╭─ DATA PROVIDED

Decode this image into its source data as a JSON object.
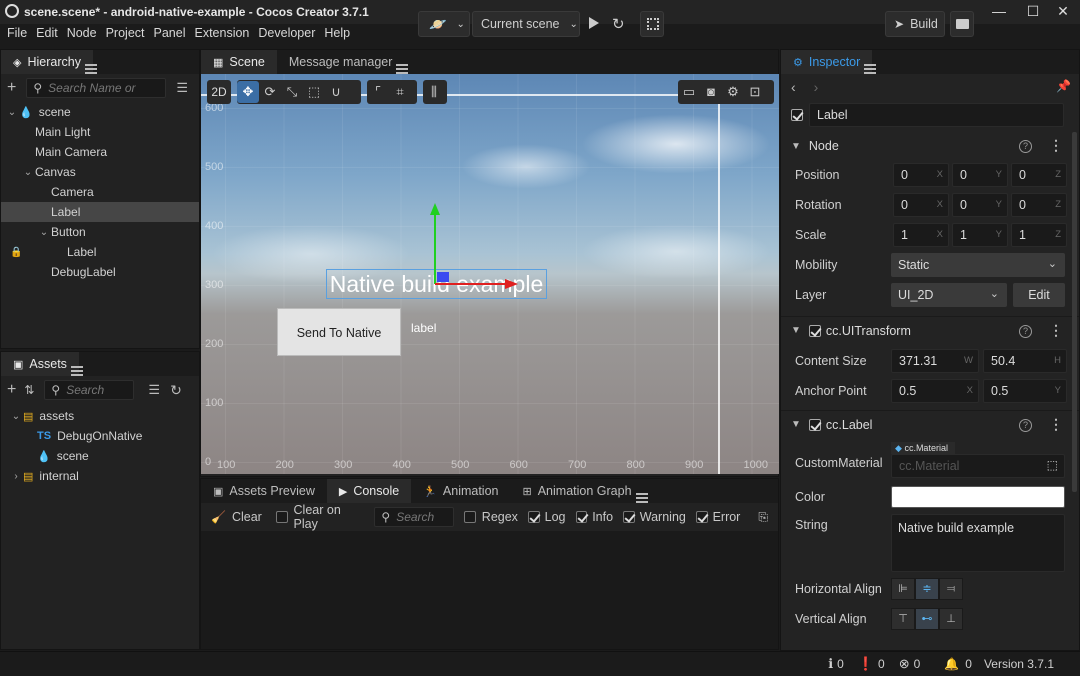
{
  "window": {
    "title": "scene.scene* - android-native-example - Cocos Creator 3.7.1",
    "controls": [
      "minimize",
      "maximize",
      "close"
    ]
  },
  "menu": [
    "File",
    "Edit",
    "Node",
    "Project",
    "Panel",
    "Extension",
    "Developer",
    "Help"
  ],
  "toolbar": {
    "scene_select": "Current scene",
    "build_label": "Build"
  },
  "hierarchy": {
    "tab": "Hierarchy",
    "search_placeholder": "Search Name or",
    "nodes": [
      {
        "label": "scene",
        "depth": 0,
        "expanded": true,
        "icon": "fire-icon"
      },
      {
        "label": "Main Light",
        "depth": 1
      },
      {
        "label": "Main Camera",
        "depth": 1
      },
      {
        "label": "Canvas",
        "depth": 1,
        "expanded": true
      },
      {
        "label": "Camera",
        "depth": 2
      },
      {
        "label": "Label",
        "depth": 2,
        "selected": true
      },
      {
        "label": "Button",
        "depth": 2,
        "expanded": true
      },
      {
        "label": "Label",
        "depth": 3,
        "locked": true
      },
      {
        "label": "DebugLabel",
        "depth": 2
      }
    ]
  },
  "assets": {
    "tab": "Assets",
    "search_placeholder": "Search",
    "items": [
      {
        "label": "assets",
        "depth": 0,
        "expanded": true,
        "icon": "db-icon"
      },
      {
        "label": "DebugOnNative",
        "depth": 1,
        "icon": "ts-icon",
        "badge": "TS"
      },
      {
        "label": "scene",
        "depth": 1,
        "icon": "fire-icon"
      },
      {
        "label": "internal",
        "depth": 0,
        "expanded": false,
        "icon": "db-icon"
      }
    ]
  },
  "scene_panel": {
    "tabs": [
      "Scene",
      "Message manager"
    ],
    "mode_2d": "2D",
    "ruler_y": [
      "600",
      "500",
      "400",
      "300",
      "200",
      "100",
      "0"
    ],
    "ruler_x": [
      "100",
      "200",
      "300",
      "400",
      "500",
      "600",
      "700",
      "800",
      "900",
      "1000"
    ],
    "label_text": "Native build example",
    "button_text": "Send To Native",
    "small_label": "label"
  },
  "bottom_panel": {
    "tabs": [
      "Assets Preview",
      "Console",
      "Animation",
      "Animation Graph"
    ],
    "active_tab": "Console",
    "console": {
      "clear": "Clear",
      "clear_on_play": "Clear on Play",
      "search_placeholder": "Search",
      "regex": "Regex",
      "log": "Log",
      "info": "Info",
      "warning": "Warning",
      "error": "Error"
    }
  },
  "inspector": {
    "tab": "Inspector",
    "node_name": "Label",
    "node_section": "Node",
    "position": {
      "label": "Position",
      "x": "0",
      "y": "0",
      "z": "0"
    },
    "rotation": {
      "label": "Rotation",
      "x": "0",
      "y": "0",
      "z": "0"
    },
    "scale": {
      "label": "Scale",
      "x": "1",
      "y": "1",
      "z": "1"
    },
    "axes": [
      "X",
      "Y",
      "Z"
    ],
    "mobility": {
      "label": "Mobility",
      "value": "Static"
    },
    "layer": {
      "label": "Layer",
      "value": "UI_2D",
      "edit": "Edit"
    },
    "uitransform": {
      "title": "cc.UITransform",
      "content_size": {
        "label": "Content Size",
        "w": "371.31",
        "h": "50.4",
        "w_axis": "W",
        "h_axis": "H"
      },
      "anchor": {
        "label": "Anchor Point",
        "x": "0.5",
        "y": "0.5"
      }
    },
    "label_comp": {
      "title": "cc.Label",
      "custom_material": {
        "label": "CustomMaterial",
        "tag": "cc.Material",
        "placeholder": "cc.Material"
      },
      "color": {
        "label": "Color",
        "value": "#ffffff"
      },
      "string": {
        "label": "String",
        "value": "Native build example"
      },
      "h_align": "Horizontal Align",
      "v_align": "Vertical Align"
    }
  },
  "status": {
    "info_count": "0",
    "warn_count": "0",
    "error_count": "0",
    "notif_count": "0",
    "version": "Version 3.7.1"
  },
  "colors": {
    "accent": "#3b9ae8",
    "gizmo_x": "#e02020",
    "gizmo_y": "#20d020",
    "selection": "#5aa0e0"
  }
}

╰─

◆ STATED PROBLEM: Gather each line in the data that holds the string "Clear".

◆ WRITTEN ANSWER:
      "clear": "Clear",
      "clear_on_play": "Clear on Play",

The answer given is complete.